** Start of DATASET ROWS **
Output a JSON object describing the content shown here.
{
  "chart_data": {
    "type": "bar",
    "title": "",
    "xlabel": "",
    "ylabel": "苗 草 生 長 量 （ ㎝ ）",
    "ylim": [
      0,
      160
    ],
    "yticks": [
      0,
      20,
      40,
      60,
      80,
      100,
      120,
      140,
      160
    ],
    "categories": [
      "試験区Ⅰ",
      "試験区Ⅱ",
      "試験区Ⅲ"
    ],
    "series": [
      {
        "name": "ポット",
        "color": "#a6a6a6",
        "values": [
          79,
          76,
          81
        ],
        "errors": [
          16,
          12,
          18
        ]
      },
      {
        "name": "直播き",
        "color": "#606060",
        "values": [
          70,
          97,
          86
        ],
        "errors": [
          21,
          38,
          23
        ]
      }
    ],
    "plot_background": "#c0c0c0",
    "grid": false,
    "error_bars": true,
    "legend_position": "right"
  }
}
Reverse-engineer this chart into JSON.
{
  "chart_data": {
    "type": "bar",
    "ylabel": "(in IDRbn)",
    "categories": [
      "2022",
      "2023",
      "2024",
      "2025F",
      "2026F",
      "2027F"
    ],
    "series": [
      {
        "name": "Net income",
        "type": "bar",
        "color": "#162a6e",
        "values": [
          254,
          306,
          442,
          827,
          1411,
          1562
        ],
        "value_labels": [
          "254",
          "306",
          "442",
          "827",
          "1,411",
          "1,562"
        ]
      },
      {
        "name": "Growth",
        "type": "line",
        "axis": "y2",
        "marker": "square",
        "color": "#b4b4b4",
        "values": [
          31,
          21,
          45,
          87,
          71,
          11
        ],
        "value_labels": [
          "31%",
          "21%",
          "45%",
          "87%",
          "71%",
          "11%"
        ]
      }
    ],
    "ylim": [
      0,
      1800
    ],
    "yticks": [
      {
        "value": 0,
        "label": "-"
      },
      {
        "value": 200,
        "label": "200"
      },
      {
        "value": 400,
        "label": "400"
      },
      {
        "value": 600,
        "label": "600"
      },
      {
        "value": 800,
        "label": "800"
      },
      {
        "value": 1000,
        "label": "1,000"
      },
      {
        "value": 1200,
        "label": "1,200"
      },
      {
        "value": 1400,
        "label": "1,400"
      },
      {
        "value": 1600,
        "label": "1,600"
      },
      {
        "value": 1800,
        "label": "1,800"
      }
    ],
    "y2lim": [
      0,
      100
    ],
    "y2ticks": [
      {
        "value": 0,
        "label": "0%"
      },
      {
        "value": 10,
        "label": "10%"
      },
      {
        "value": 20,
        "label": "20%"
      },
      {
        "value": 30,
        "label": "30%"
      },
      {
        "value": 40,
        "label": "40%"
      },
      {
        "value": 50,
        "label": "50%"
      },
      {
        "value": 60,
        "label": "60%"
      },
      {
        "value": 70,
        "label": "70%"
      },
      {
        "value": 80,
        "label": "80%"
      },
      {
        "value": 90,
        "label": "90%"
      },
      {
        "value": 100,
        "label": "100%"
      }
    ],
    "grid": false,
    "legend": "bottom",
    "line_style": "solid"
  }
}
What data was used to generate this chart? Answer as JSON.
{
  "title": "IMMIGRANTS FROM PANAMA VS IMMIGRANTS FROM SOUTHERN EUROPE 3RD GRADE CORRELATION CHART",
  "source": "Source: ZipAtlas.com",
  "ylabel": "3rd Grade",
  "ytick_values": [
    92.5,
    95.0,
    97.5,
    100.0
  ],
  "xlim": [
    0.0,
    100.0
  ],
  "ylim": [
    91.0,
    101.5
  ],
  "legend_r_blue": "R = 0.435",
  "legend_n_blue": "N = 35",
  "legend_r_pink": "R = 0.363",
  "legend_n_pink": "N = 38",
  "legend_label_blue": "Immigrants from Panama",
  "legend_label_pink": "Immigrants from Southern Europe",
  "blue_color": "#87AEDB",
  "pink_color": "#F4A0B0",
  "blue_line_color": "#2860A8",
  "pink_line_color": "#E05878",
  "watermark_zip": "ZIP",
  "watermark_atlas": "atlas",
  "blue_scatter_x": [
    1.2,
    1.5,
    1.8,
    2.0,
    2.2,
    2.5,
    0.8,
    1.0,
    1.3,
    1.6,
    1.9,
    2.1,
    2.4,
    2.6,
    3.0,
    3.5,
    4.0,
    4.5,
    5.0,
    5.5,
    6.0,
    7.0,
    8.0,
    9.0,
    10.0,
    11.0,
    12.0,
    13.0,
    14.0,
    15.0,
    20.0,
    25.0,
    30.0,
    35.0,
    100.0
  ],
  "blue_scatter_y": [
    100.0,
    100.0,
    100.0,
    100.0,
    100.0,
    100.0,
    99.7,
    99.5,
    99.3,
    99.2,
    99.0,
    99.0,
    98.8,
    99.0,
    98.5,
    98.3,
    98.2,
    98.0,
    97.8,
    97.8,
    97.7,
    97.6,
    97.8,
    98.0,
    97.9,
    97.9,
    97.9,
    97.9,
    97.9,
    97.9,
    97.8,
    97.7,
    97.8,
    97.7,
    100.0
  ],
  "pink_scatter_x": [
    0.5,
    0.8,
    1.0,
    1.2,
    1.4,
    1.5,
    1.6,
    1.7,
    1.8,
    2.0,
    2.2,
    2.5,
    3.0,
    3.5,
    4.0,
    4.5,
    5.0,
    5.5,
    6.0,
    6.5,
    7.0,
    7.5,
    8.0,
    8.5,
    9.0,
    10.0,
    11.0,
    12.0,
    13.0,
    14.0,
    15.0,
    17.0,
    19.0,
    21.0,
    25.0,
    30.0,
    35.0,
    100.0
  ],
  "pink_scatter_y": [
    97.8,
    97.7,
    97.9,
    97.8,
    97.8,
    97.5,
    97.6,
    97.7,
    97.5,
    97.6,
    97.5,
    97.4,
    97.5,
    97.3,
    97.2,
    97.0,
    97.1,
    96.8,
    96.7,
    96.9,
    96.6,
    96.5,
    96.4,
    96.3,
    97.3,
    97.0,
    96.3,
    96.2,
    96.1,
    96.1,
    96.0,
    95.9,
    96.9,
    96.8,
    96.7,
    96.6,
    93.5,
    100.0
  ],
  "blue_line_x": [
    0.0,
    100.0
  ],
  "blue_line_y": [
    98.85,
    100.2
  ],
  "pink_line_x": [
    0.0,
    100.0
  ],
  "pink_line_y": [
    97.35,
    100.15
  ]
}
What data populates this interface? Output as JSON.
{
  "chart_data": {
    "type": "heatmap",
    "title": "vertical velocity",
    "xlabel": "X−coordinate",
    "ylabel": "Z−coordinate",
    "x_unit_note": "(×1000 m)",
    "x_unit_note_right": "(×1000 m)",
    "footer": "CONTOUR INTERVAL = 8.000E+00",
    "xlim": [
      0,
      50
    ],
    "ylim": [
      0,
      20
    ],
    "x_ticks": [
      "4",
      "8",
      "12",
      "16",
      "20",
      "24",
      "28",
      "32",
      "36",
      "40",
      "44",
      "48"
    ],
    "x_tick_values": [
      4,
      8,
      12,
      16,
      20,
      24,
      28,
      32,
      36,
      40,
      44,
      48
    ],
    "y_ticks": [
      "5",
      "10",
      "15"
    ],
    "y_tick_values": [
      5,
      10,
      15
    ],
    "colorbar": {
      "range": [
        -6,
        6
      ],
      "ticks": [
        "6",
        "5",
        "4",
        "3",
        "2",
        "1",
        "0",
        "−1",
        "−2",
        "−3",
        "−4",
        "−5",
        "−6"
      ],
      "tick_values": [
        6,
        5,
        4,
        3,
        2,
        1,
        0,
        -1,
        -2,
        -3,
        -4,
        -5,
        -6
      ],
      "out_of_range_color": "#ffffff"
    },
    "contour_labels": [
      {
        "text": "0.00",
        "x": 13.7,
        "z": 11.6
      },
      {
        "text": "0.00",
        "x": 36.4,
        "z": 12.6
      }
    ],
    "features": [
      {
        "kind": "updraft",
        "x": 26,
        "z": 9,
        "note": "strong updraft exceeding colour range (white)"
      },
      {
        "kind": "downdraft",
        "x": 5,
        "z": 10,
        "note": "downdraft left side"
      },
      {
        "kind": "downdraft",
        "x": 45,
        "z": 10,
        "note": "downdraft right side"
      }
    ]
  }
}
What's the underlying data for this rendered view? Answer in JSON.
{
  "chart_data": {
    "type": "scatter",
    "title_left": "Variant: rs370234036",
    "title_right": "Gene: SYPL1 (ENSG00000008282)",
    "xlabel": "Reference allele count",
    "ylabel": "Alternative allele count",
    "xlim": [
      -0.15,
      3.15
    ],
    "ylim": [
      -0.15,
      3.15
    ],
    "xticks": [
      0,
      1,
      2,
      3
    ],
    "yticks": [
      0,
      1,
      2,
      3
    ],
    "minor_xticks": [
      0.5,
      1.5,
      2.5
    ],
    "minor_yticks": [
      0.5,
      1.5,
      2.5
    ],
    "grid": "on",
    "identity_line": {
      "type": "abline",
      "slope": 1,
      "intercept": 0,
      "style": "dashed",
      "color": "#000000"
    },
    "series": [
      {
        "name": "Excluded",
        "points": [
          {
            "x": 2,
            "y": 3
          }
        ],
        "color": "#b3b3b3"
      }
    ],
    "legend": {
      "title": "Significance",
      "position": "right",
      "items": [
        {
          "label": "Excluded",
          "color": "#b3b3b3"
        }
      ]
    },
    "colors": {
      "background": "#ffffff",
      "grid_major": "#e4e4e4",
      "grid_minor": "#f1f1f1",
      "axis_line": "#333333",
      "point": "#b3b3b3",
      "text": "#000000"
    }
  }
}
** End of DATASET ROWS **
*AIM OF THE EXERCISE*
Show each line in the entries that holds the string "updraft".

*THE REPLY*
        "kind": "updraft",
        "note": "strong updraft exceeding colour range (white)"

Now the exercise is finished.